[Stored entries]
################

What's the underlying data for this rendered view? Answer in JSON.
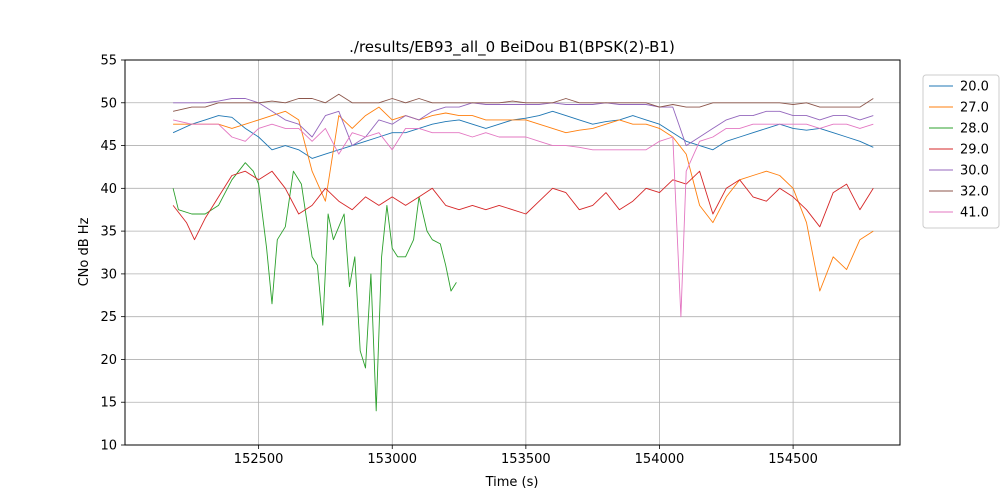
{
  "chart_data": {
    "type": "line",
    "title": "./results/EB93_all_0 BeiDou B1(BPSK(2)-B1)",
    "xlabel": "Time (s)",
    "ylabel": "CNo dB Hz",
    "xlim": [
      152000,
      154900
    ],
    "ylim": [
      10,
      55
    ],
    "xticks": [
      152500,
      153000,
      153500,
      154000,
      154500
    ],
    "yticks": [
      10,
      15,
      20,
      25,
      30,
      35,
      40,
      45,
      50,
      55
    ],
    "grid": true,
    "legend_position": "outside-right-top",
    "series": [
      {
        "name": "20.0",
        "color": "#1f77b4",
        "x": [
          152180,
          152250,
          152300,
          152350,
          152400,
          152450,
          152500,
          152550,
          152600,
          152650,
          152700,
          152750,
          152800,
          152850,
          152900,
          152950,
          153000,
          153050,
          153100,
          153150,
          153200,
          153250,
          153300,
          153350,
          153400,
          153450,
          153500,
          153550,
          153600,
          153650,
          153700,
          153750,
          153800,
          153850,
          153900,
          153950,
          154000,
          154050,
          154100,
          154150,
          154200,
          154250,
          154300,
          154350,
          154400,
          154450,
          154500,
          154550,
          154600,
          154650,
          154700,
          154750,
          154800
        ],
        "values": [
          46.5,
          47.5,
          48.0,
          48.5,
          48.3,
          47.0,
          46.0,
          44.5,
          45.0,
          44.5,
          43.5,
          44.0,
          44.5,
          45.0,
          45.5,
          46.0,
          46.5,
          46.5,
          47.0,
          47.5,
          47.8,
          48.0,
          47.5,
          47.0,
          47.5,
          48.0,
          48.2,
          48.5,
          49.0,
          48.5,
          48.0,
          47.5,
          47.8,
          48.0,
          48.5,
          48.0,
          47.5,
          46.5,
          45.5,
          45.0,
          44.5,
          45.5,
          46.0,
          46.5,
          47.0,
          47.5,
          47.0,
          46.8,
          47.0,
          46.5,
          46.0,
          45.5,
          44.8
        ]
      },
      {
        "name": "27.0",
        "color": "#ff7f0e",
        "x": [
          152180,
          152250,
          152300,
          152350,
          152400,
          152450,
          152500,
          152550,
          152600,
          152650,
          152700,
          152750,
          152800,
          152850,
          152900,
          152950,
          153000,
          153050,
          153100,
          153150,
          153200,
          153250,
          153300,
          153350,
          153400,
          153450,
          153500,
          153550,
          153600,
          153650,
          153700,
          153750,
          153800,
          153850,
          153900,
          153950,
          154000,
          154050,
          154100,
          154150,
          154200,
          154250,
          154300,
          154350,
          154400,
          154450,
          154500,
          154550,
          154600,
          154650,
          154700,
          154750,
          154800
        ],
        "values": [
          47.5,
          47.5,
          47.5,
          47.5,
          47.0,
          47.5,
          48.0,
          48.5,
          49.0,
          48.0,
          42.0,
          38.5,
          48.5,
          47.0,
          48.5,
          49.5,
          48.0,
          48.5,
          48.0,
          48.5,
          48.8,
          48.5,
          48.5,
          48.0,
          48.0,
          48.0,
          48.0,
          47.5,
          47.0,
          46.5,
          46.8,
          47.0,
          47.5,
          48.0,
          47.5,
          47.5,
          47.0,
          46.0,
          44.0,
          38.0,
          36.0,
          39.0,
          41.0,
          41.5,
          42.0,
          41.5,
          40.0,
          36.0,
          28.0,
          32.0,
          30.5,
          34.0,
          35.0
        ]
      },
      {
        "name": "28.0",
        "color": "#2ca02c",
        "x": [
          152180,
          152200,
          152250,
          152300,
          152350,
          152400,
          152450,
          152480,
          152500,
          152530,
          152550,
          152570,
          152600,
          152630,
          152660,
          152700,
          152720,
          152740,
          152760,
          152780,
          152800,
          152820,
          152840,
          152860,
          152880,
          152900,
          152920,
          152940,
          152960,
          152980,
          153000,
          153020,
          153050,
          153080,
          153100,
          153130,
          153150,
          153180,
          153200,
          153220,
          153240
        ],
        "values": [
          40.0,
          37.5,
          37.0,
          37.0,
          38.0,
          41.0,
          43.0,
          42.0,
          40.5,
          33.0,
          26.5,
          34.0,
          35.5,
          42.0,
          40.5,
          32.0,
          31.0,
          24.0,
          37.0,
          34.0,
          35.5,
          37.0,
          28.5,
          32.0,
          21.0,
          19.0,
          30.0,
          14.0,
          32.0,
          38.0,
          33.0,
          32.0,
          32.0,
          34.0,
          39.0,
          35.0,
          34.0,
          33.5,
          31.0,
          28.0,
          29.0
        ]
      },
      {
        "name": "29.0",
        "color": "#d62728",
        "x": [
          152180,
          152230,
          152260,
          152300,
          152350,
          152400,
          152450,
          152500,
          152550,
          152600,
          152650,
          152700,
          152750,
          152800,
          152850,
          152900,
          152950,
          153000,
          153050,
          153100,
          153150,
          153200,
          153250,
          153300,
          153350,
          153400,
          153450,
          153500,
          153550,
          153600,
          153650,
          153700,
          153750,
          153800,
          153850,
          153900,
          153950,
          154000,
          154050,
          154100,
          154150,
          154200,
          154250,
          154300,
          154350,
          154400,
          154450,
          154500,
          154550,
          154600,
          154650,
          154700,
          154750,
          154800
        ],
        "values": [
          38.0,
          36.0,
          34.0,
          36.5,
          39.0,
          41.5,
          42.0,
          41.0,
          42.0,
          40.0,
          37.0,
          38.0,
          40.0,
          38.5,
          37.5,
          39.0,
          38.0,
          39.0,
          38.0,
          39.0,
          40.0,
          38.0,
          37.5,
          38.0,
          37.5,
          38.0,
          37.5,
          37.0,
          38.5,
          40.0,
          39.5,
          37.5,
          38.0,
          39.5,
          37.5,
          38.5,
          40.0,
          39.5,
          41.0,
          40.5,
          42.0,
          37.0,
          40.0,
          41.0,
          39.0,
          38.5,
          40.0,
          39.0,
          37.5,
          35.5,
          39.5,
          40.5,
          37.5,
          40.0
        ]
      },
      {
        "name": "30.0",
        "color": "#9467bd",
        "x": [
          152180,
          152250,
          152300,
          152350,
          152400,
          152450,
          152500,
          152550,
          152600,
          152650,
          152700,
          152750,
          152800,
          152850,
          152900,
          152950,
          153000,
          153050,
          153100,
          153150,
          153200,
          153250,
          153300,
          153350,
          153400,
          153450,
          153500,
          153550,
          153600,
          153650,
          153700,
          153750,
          153800,
          153850,
          153900,
          153950,
          154000,
          154050,
          154100,
          154150,
          154200,
          154250,
          154300,
          154350,
          154400,
          154450,
          154500,
          154550,
          154600,
          154650,
          154700,
          154750,
          154800
        ],
        "values": [
          50.0,
          50.0,
          50.0,
          50.2,
          50.5,
          50.5,
          50.0,
          49.0,
          48.0,
          47.5,
          46.0,
          48.5,
          49.0,
          45.0,
          46.0,
          48.0,
          47.5,
          48.5,
          48.0,
          49.0,
          49.5,
          49.5,
          50.0,
          49.8,
          49.8,
          49.8,
          49.8,
          49.8,
          50.0,
          49.8,
          49.8,
          49.8,
          50.0,
          49.8,
          49.8,
          49.8,
          49.5,
          49.5,
          45.0,
          46.0,
          47.0,
          48.0,
          48.5,
          48.5,
          49.0,
          49.0,
          48.5,
          48.5,
          48.0,
          48.5,
          48.5,
          48.0,
          48.5
        ]
      },
      {
        "name": "32.0",
        "color": "#8c564b",
        "x": [
          152180,
          152250,
          152300,
          152350,
          152400,
          152450,
          152500,
          152550,
          152600,
          152650,
          152700,
          152750,
          152800,
          152850,
          152900,
          152950,
          153000,
          153050,
          153100,
          153150,
          153200,
          153250,
          153300,
          153350,
          153400,
          153450,
          153500,
          153550,
          153600,
          153650,
          153700,
          153750,
          153800,
          153850,
          153900,
          153950,
          154000,
          154050,
          154100,
          154150,
          154200,
          154250,
          154300,
          154350,
          154400,
          154450,
          154500,
          154550,
          154600,
          154650,
          154700,
          154750,
          154800
        ],
        "values": [
          49.0,
          49.5,
          49.5,
          50.0,
          50.0,
          50.0,
          50.0,
          50.2,
          50.0,
          50.5,
          50.5,
          50.0,
          51.0,
          50.0,
          50.0,
          50.0,
          50.5,
          50.0,
          50.5,
          50.0,
          50.0,
          50.0,
          50.0,
          50.0,
          50.0,
          50.2,
          50.0,
          50.0,
          50.0,
          50.5,
          50.0,
          50.0,
          50.0,
          50.0,
          50.0,
          50.0,
          49.5,
          49.8,
          49.5,
          49.5,
          50.0,
          50.0,
          50.0,
          50.0,
          50.0,
          50.0,
          49.8,
          50.0,
          49.5,
          49.5,
          49.5,
          49.5,
          50.5
        ]
      },
      {
        "name": "41.0",
        "color": "#e377c2",
        "x": [
          152180,
          152250,
          152300,
          152350,
          152400,
          152450,
          152500,
          152550,
          152600,
          152650,
          152700,
          152750,
          152800,
          152850,
          152900,
          152950,
          153000,
          153050,
          153100,
          153150,
          153200,
          153250,
          153300,
          153350,
          153400,
          153450,
          153500,
          153550,
          153600,
          153650,
          153700,
          153750,
          153800,
          153850,
          153900,
          153950,
          154000,
          154050,
          154080,
          154100,
          154150,
          154200,
          154250,
          154300,
          154350,
          154400,
          154450,
          154500,
          154550,
          154600,
          154650,
          154700,
          154750,
          154800
        ],
        "values": [
          48.0,
          47.5,
          47.5,
          47.5,
          46.0,
          45.5,
          47.0,
          47.5,
          47.0,
          47.0,
          45.5,
          47.0,
          44.0,
          46.5,
          46.0,
          46.5,
          44.5,
          47.0,
          47.0,
          46.5,
          46.5,
          46.5,
          46.0,
          46.5,
          46.0,
          46.0,
          46.0,
          45.5,
          45.0,
          45.0,
          44.8,
          44.5,
          44.5,
          44.5,
          44.5,
          44.5,
          45.5,
          46.0,
          25.0,
          42.0,
          45.5,
          46.0,
          47.0,
          47.0,
          47.5,
          47.5,
          47.5,
          47.5,
          47.5,
          47.0,
          47.5,
          47.5,
          47.0,
          47.5
        ]
      }
    ]
  }
}
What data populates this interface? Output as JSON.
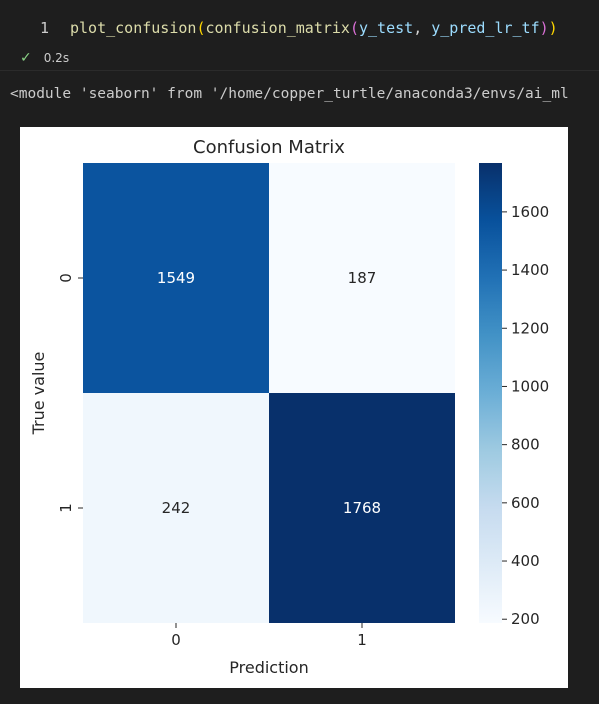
{
  "code_cell": {
    "line_number": "1",
    "tokens": {
      "fn_plot": "plot_confusion",
      "paren1_open": "(",
      "fn_cm": "confusion_matrix",
      "paren2_open": "(",
      "arg1": "y_test",
      "comma": ", ",
      "arg2": "y_pred_lr_tf",
      "paren2_close": ")",
      "paren1_close": ")"
    },
    "status": {
      "icon": "check-icon",
      "time": "0.2s"
    }
  },
  "output": {
    "text": "<module 'seaborn' from '/home/copper_turtle/anaconda3/envs/ai_ml"
  },
  "chart_data": {
    "type": "heatmap",
    "title": "Confusion Matrix",
    "xlabel": "Prediction",
    "ylabel": "True value",
    "x_categories": [
      "0",
      "1"
    ],
    "y_categories": [
      "0",
      "1"
    ],
    "values": [
      [
        1549,
        187
      ],
      [
        242,
        1768
      ]
    ],
    "colormap": "Blues",
    "colorbar": {
      "min": 187,
      "max": 1768,
      "ticks": [
        200,
        400,
        600,
        800,
        1000,
        1200,
        1400,
        1600
      ]
    },
    "annotations": true
  }
}
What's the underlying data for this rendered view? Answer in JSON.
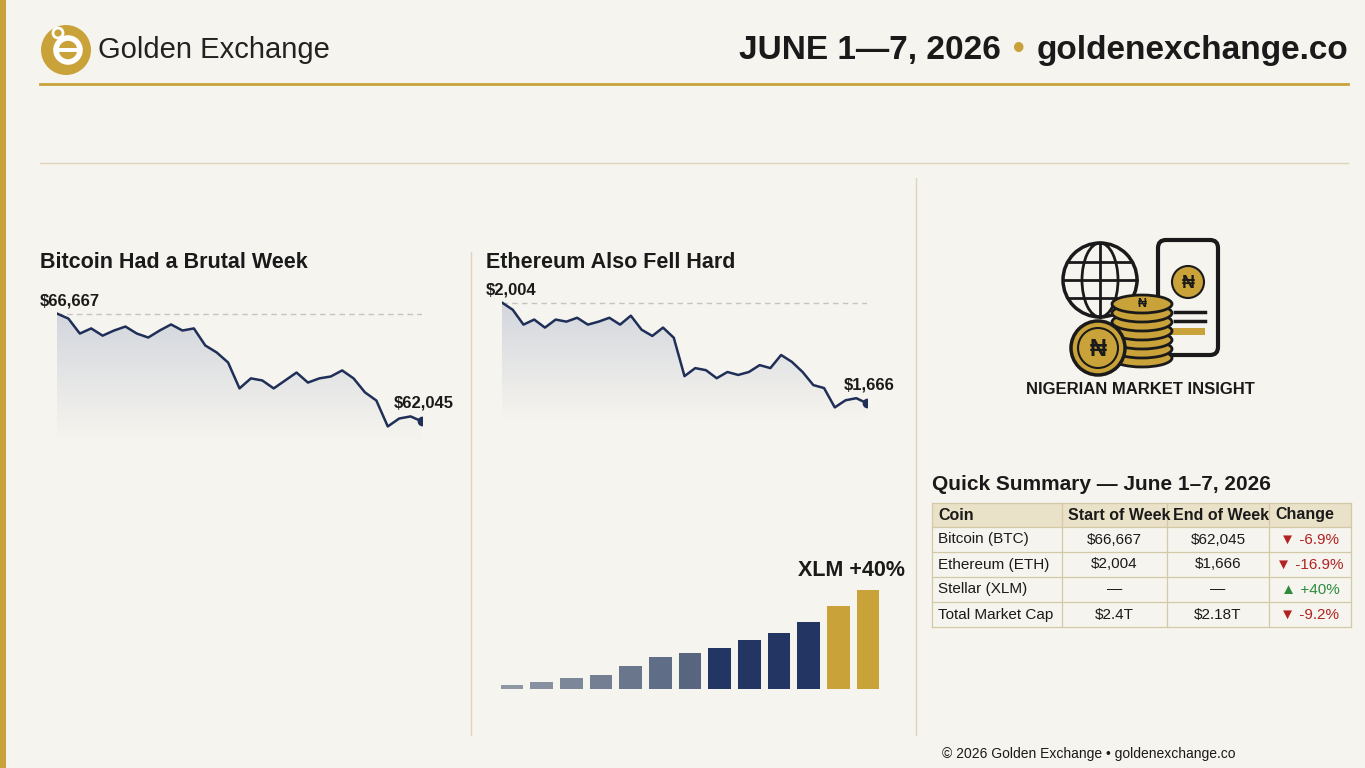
{
  "header": {
    "brand": "Golden Exchange",
    "date": "JUNE 1—7, 2026",
    "separator": "•",
    "site": "goldenexchange.co"
  },
  "chart_data": [
    {
      "type": "line",
      "title": "Bitcoin Had a Brutal Week",
      "color": "#1f2f57",
      "tick_labels": false,
      "start_label": "$66,667",
      "end_label": "$62,045",
      "values": [
        66667,
        66450,
        65810,
        66030,
        65720,
        65940,
        66110,
        65810,
        65640,
        65940,
        66200,
        65940,
        66030,
        65300,
        65000,
        64570,
        63460,
        63890,
        63800,
        63460,
        63800,
        64140,
        63710,
        63890,
        63970,
        64230,
        63890,
        63290,
        62940,
        61830,
        62170,
        62260,
        62045
      ]
    },
    {
      "type": "line",
      "title": "Ethereum Also Fell Hard",
      "color": "#1f2f57",
      "tick_labels": false,
      "start_label": "$2,004",
      "end_label": "$1,666",
      "values": [
        2004,
        1980,
        1930,
        1947,
        1920,
        1947,
        1940,
        1953,
        1930,
        1940,
        1953,
        1930,
        1960,
        1913,
        1892,
        1920,
        1886,
        1757,
        1784,
        1777,
        1750,
        1771,
        1761,
        1771,
        1794,
        1784,
        1828,
        1805,
        1771,
        1727,
        1717,
        1652,
        1676,
        1683,
        1666
      ]
    },
    {
      "type": "bar",
      "title": "XLM +40%",
      "tick_labels": false,
      "values": [
        4,
        7,
        11,
        14,
        23,
        32,
        36,
        41,
        49,
        56,
        67,
        83,
        99
      ],
      "colors": [
        "#8f97a6",
        "#8690a0",
        "#7d879a",
        "#747f93",
        "#6a768c",
        "#606d86",
        "#57657f",
        "#233563",
        "#233563",
        "#233563",
        "#233563",
        "#c9a23a",
        "#c9a23a"
      ]
    }
  ],
  "insight": {
    "symbol": "₦",
    "label": "NIGERIAN MARKET INSIGHT"
  },
  "table": {
    "title": "Quick Summary — June 1–7, 2026",
    "columns": [
      "Coin",
      "Start of Week",
      "End of Week",
      "Change"
    ],
    "rows": [
      [
        "Bitcoin (BTC)",
        "$66,667",
        "$62,045",
        "▼ -6.9%"
      ],
      [
        "Ethereum (ETH)",
        "$2,004",
        "$1,666",
        "▼ -16.9%"
      ],
      [
        "Stellar (XLM)",
        "—",
        "—",
        "▲ +40%"
      ],
      [
        "Total Market Cap",
        "$2.4T",
        "$2.18T",
        "▼ -9.2%"
      ]
    ]
  },
  "footer": "© 2026 Golden Exchange • goldenexchange.co"
}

################

▶ **What to produce**: Copy each line of the records containing the string "Week".

▶ **Reply to the task**:
      "title": "Bitcoin Had a Brutal Week",
      "Start of Week",
      "End of Week",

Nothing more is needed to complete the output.